### Required work:
Return each line of the material below that contains the string "point", matching case exactly.

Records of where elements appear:

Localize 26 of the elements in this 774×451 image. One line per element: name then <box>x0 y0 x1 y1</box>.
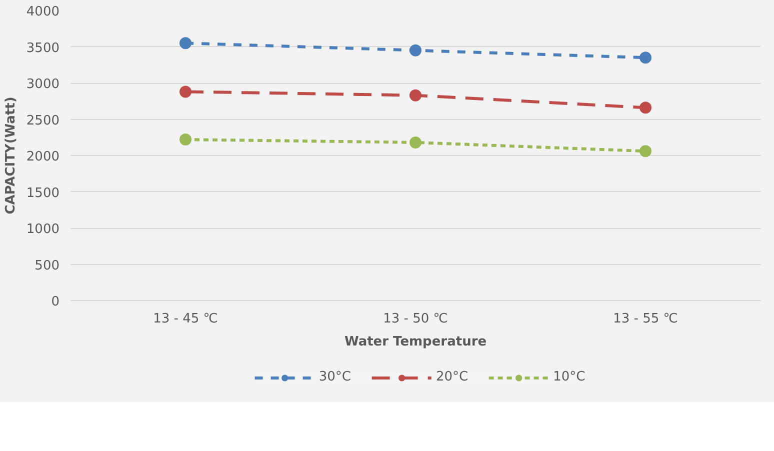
point <box>410 136 422 148</box>
y-tick-label: 4000 <box>26 4 60 20</box>
legend-label: 10°C <box>553 370 586 384</box>
y-tick-label: 2000 <box>26 150 60 164</box>
point <box>180 134 192 146</box>
y-tick-label: 0 <box>51 294 60 310</box>
y-tick-label: 2500 <box>26 113 60 128</box>
point <box>410 44 422 56</box>
point <box>180 86 192 98</box>
y-tick-label: 1500 <box>26 186 60 201</box>
x-tick-label: 13 - 45 ℃ <box>153 312 218 326</box>
y-tick-label: 3000 <box>26 77 60 92</box>
point <box>640 52 652 64</box>
point <box>180 37 192 50</box>
y-tick-label: 500 <box>34 258 60 274</box>
x-tick-label: 13 - 50 ℃ <box>383 312 448 326</box>
legend-label: 30°C <box>318 370 351 384</box>
point <box>640 145 652 158</box>
legend-label: 20°C <box>436 370 468 384</box>
x-tick-label: 13 - 55 ℃ <box>613 312 678 326</box>
y-axis-title: CAPACITY(Watt) <box>3 96 18 214</box>
point <box>640 102 652 114</box>
y-tick-label: 3500 <box>26 40 60 56</box>
point <box>410 89 422 102</box>
x-axis-title: Water Temperature <box>344 334 487 350</box>
y-tick-label: 1000 <box>26 222 60 237</box>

### Problem solution:
point <box>410 136 422 148</box>
point <box>180 134 192 146</box>
point <box>410 44 422 56</box>
point <box>180 86 192 98</box>
point <box>640 52 652 64</box>
point <box>180 37 192 50</box>
point <box>640 145 652 158</box>
point <box>640 102 652 114</box>
point <box>410 89 422 102</box>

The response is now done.